→ DATA
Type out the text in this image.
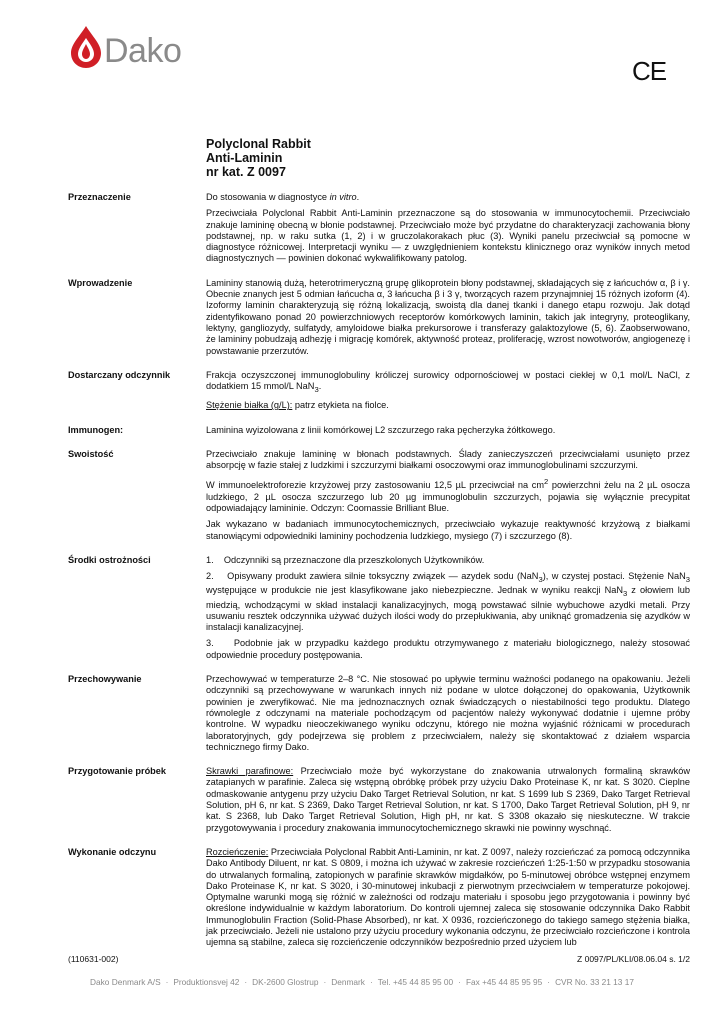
Dako
CE
Polyclonal Rabbit
Anti-Laminin
nr kat. Z 0097
Przeznaczenie	Do stosowania w diagnostyce in vitro.

Przeciwciała Polyclonal Rabbit Anti-Laminin przeznaczone są do stosowania w immunocytochemii. Przeciwciało znakuje lamininę obecną w błonie podstawnej. Przeciwciało może być przydatne do charakteryzacji zachowania błony podstawnej, np. w raku sutka (1, 2) i w gruczolakorakach płuc (3). Wyniki panelu przeciwciał są pomocne w diagnostyce różnicowej. Interpretacji wyniku — z uwzględnieniem kontekstu klinicznego oraz wyników innych metod diagnostycznych — powinien dokonać wykwalifikowany patolog.

Wprowadzenie	Lamininy stanowią dużą, heterotrimeryczną grupę glikoprotein błony podstawnej, składających się z łańcuchów α, β i γ. Obecnie znanych jest 5 odmian łańcucha α, 3 łańcucha β i 3 γ, tworzących razem przynajmniej 15 różnych izoform (4). Izoformy laminin charakteryzują się różną lokalizacją, swoistą dla danej tkanki i danego etapu rozwoju. Jak dotąd zidentyfikowano ponad 20 powierzchniowych receptorów komórkowych laminin, takich jak integryny, proteoglikany, lektyny, gangliozydy, sulfatydy, amyloidowe białka prekursorowe i transferazy galaktozylowe (5, 6). Zaobserwowano, że lamininy pobudzają adhezję i migrację komórek, aktywność proteaz, proliferację, wzrost nowotworów, angiogenezę i powstawanie przerzutów.

Dostarczany odczynnik	Frakcja oczyszczonej immunoglobuliny króliczej surowicy odpornościowej w postaci ciekłej w 0,1 mol/L NaCl, z dodatkiem 15 mmol/L NaN$_3$.

Stężenie białka (g/L): patrz etykieta na fiolce.

Immunogen:	Laminina wyizolowana z linii komórkowej L2 szczurzego raka pęcherzyka żółtkowego.

Swoistość	Przeciwciało znakuje lamininę w błonach podstawnych. Ślady zanieczyszczeń przeciwciałami usunięto przez absorpcję w fazie stałej z ludzkimi i szczurzymi białkami osoczowymi oraz immunoglobulinami szczurzymi.

W immunoelektroforezie krzyżowej przy zastosowaniu 12,5 µL przeciwciał na $cm^2$ powierzchni żelu na 2 µL osocza ludzkiego, 2 µL osocza szczurzego lub 20 µg immunoglobulin szczurzych, pojawia się wyłącznie precypitat odpowiadający lamininie. Odczyn: Coomassie Brilliant Blue.

Jak wykazano w badaniach immunocytochemicznych, przeciwciało wykazuje reaktywność krzyżową z białkami stanowiącymi odpowiedniki lamininy pochodzenia ludzkiego, mysiego (7) i szczurzego (8).

Środki ostrożności	1.    Odczynniki są przeznaczone dla przeszkolonych Użytkowników.

2.    Opisywany produkt zawiera silnie toksyczny związek — azydek sodu (NaN$_3$), w czystej postaci. Stężenie NaN$_3$ występujące w produkcie nie jest klasyfikowane jako niebezpieczne. Jednak w wyniku reakcji NaN$_3$ z ołowiem lub miedzią, wchodzącymi w skład instalacji kanalizacyjnych, mogą powstawać silnie wybuchowe azydki metali. Przy usuwaniu resztek odczynnika używać dużych ilości wody do przepłukiwania, aby uniknąć gromadzenia się azydków w instalacji kanalizacyjnej.

3.    Podobnie jak w przypadku każdego produktu otrzymywanego z materiału biologicznego, należy stosować odpowiednie procedury postępowania.

Przechowywanie	Przechowywać w temperaturze 2–8 °C. Nie stosować po upływie terminu ważności podanego na opakowaniu. Jeżeli odczynniki są przechowywane w warunkach innych niż podane w ulotce dołączonej do opakowania, Użytkownik powinien je zweryfikować. Nie ma jednoznacznych oznak świadczących o niestabilności tego produktu. Dlatego równolegle z odczynami na materiale pochodzącym od pacjentów należy wykonywać dodatnie i ujemne próby kontrolne. W wypadku nieoczekiwanego wyniku odczynu, którego nie można wyjaśnić różnicami w procedurach laboratoryjnych, gdy podejrzewa się problem z przeciwciałem, należy się skontaktować z działem wsparcia technicznego firmy Dako.

Przygotowanie próbek	Skrawki parafinowe: Przeciwciało może być wykorzystane do znakowania utrwalonych formaliną skrawków zatapianych w parafinie. Zaleca się wstępną obróbkę próbek przy użyciu Dako Proteinase K, nr kat. S 3020. Cieplne odmaskowanie antygenu przy użyciu Dako Target Retrieval Solution, nr kat. S 1699 lub S 2369, Dako Target Retrieval Solution, pH 6, nr kat. S 2369, Dako Target Retrieval Solution, nr kat. S 1700, Dako Target Retrieval Solution, pH 9, nr kat. S 2368, lub Dako Target Retrieval Solution, High pH, nr kat. S 3308 okazało się nieskuteczne. W trakcie przygotowywania i procedury znakowania immunocytochemicznego skrawki nie powinny wyschnąć.

Wykonanie odczynu	Rozcieńczenie: Przeciwciała Polyclonal Rabbit Anti-Laminin, nr kat. Z 0097, należy rozcieńczać za pomocą odczynnika Dako Antibody Diluent, nr kat. S 0809, i można ich używać w zakresie rozcieńczeń 1:25-1:50 w przypadku stosowania do utrwalanych formaliną, zatopionych w parafinie skrawków migdałków, po 5-minutowej obróbce wstępnej enzymem Dako Proteinase K, nr kat. S 3020, i 30-minutowej inkubacji z pierwotnym przeciwciałem w temperaturze pokojowej. Optymalne warunki mogą się różnić w zależności od rodzaju materiału i sposobu jego przygotowania i powinny być określone indywidualnie w każdym laboratorium. Do kontroli ujemnej zaleca się stosowanie odczynnika Dako Rabbit Immunoglobulin Fraction (Solid-Phase Absorbed), nr kat. X 0936, rozcieńczonego do takiego samego stężenia białka, jak przeciwciało. Jeżeli nie ustalono przy użyciu procedury wykonania odczynu, że przeciwciało rozcieńczone i kontrola ujemna są stabilne, zaleca się rozcieńczenie odczynników bezpośrednio przed użyciem lub

(110631-002)	Z 0097/PL/KLI/08.06.04 s. 1/2
Dako Denmark A/S · Produktionsvej 42 · DK-2600 Glostrup · Denmark · Tel. +45 44 85 95 00 · Fax +45 44 85 95 95 · CVR No. 33 21 13 17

→ YOUR GOAL
Scan the listing for the word "białkami". Copy every line in which it appears.

→ RESULT FOR THIS EXERCISE
Swoistość	Przeciwciało znakuje lamininę w błonach podstawnych. Ślady zanieczyszczeń przeciwciałami usunięto przez absorpcję w fazie stałej z ludzkimi i szczurzymi białkami osoczowymi oraz immunoglobulinami szczurzymi.
Jak wykazano w badaniach immunocytochemicznych, przeciwciało wykazuje reaktywność krzyżową z białkami stanowiącymi odpowiedniki lamininy pochodzenia ludzkiego, mysiego (7) i szczurzego (8).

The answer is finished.